## [DATASET RECORDS]
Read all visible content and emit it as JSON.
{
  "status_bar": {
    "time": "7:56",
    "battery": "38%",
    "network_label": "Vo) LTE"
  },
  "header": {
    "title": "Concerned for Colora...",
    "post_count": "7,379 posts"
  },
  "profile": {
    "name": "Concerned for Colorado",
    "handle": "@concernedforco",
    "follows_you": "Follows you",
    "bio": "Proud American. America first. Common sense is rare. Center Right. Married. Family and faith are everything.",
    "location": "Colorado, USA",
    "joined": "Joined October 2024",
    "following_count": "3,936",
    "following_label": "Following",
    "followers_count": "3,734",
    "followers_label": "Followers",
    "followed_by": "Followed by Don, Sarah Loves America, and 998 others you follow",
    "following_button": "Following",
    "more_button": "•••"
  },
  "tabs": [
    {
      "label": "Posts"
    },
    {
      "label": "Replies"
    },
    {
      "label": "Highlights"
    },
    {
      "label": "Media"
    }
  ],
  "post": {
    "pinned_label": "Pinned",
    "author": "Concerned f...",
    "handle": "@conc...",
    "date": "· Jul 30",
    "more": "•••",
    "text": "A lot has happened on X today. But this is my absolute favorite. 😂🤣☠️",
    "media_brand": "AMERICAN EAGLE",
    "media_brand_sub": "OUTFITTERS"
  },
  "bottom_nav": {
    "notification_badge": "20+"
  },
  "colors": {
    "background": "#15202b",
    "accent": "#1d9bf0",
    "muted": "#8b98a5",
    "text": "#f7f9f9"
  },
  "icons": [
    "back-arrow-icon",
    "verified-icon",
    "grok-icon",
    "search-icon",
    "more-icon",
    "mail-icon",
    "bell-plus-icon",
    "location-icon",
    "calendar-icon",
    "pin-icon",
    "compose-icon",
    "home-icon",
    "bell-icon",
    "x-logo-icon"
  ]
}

## [PROBLEM DETAILS]
Go back to the listing above and please repeat it exactly.

## [THE COMPLETED TASK]
Read all visible content and emit it as JSON.
{
  "status_bar": {
    "time": "7:56",
    "battery": "38%",
    "network_label": "Vo) LTE"
  },
  "header": {
    "title": "Concerned for Colora...",
    "post_count": "7,379 posts"
  },
  "profile": {
    "name": "Concerned for Colorado",
    "handle": "@concernedforco",
    "follows_you": "Follows you",
    "bio": "Proud American. America first. Common sense is rare. Center Right. Married. Family and faith are everything.",
    "location": "Colorado, USA",
    "joined": "Joined October 2024",
    "following_count": "3,936",
    "following_label": "Following",
    "followers_count": "3,734",
    "followers_label": "Followers",
    "followed_by": "Followed by Don, Sarah Loves America, and 998 others you follow",
    "following_button": "Following",
    "more_button": "•••"
  },
  "tabs": [
    {
      "label": "Posts"
    },
    {
      "label": "Replies"
    },
    {
      "label": "Highlights"
    },
    {
      "label": "Media"
    }
  ],
  "post": {
    "pinned_label": "Pinned",
    "author": "Concerned f...",
    "handle": "@conc...",
    "date": "· Jul 30",
    "more": "•••",
    "text": "A lot has happened on X today. But this is my absolute favorite. 😂🤣☠️",
    "media_brand": "AMERICAN EAGLE",
    "media_brand_sub": "OUTFITTERS"
  },
  "bottom_nav": {
    "notification_badge": "20+"
  },
  "colors": {
    "background": "#15202b",
    "accent": "#1d9bf0",
    "muted": "#8b98a5",
    "text": "#f7f9f9"
  },
  "icons": [
    "back-arrow-icon",
    "verified-icon",
    "grok-icon",
    "search-icon",
    "more-icon",
    "mail-icon",
    "bell-plus-icon",
    "location-icon",
    "calendar-icon",
    "pin-icon",
    "compose-icon",
    "home-icon",
    "bell-icon",
    "x-logo-icon"
  ]
}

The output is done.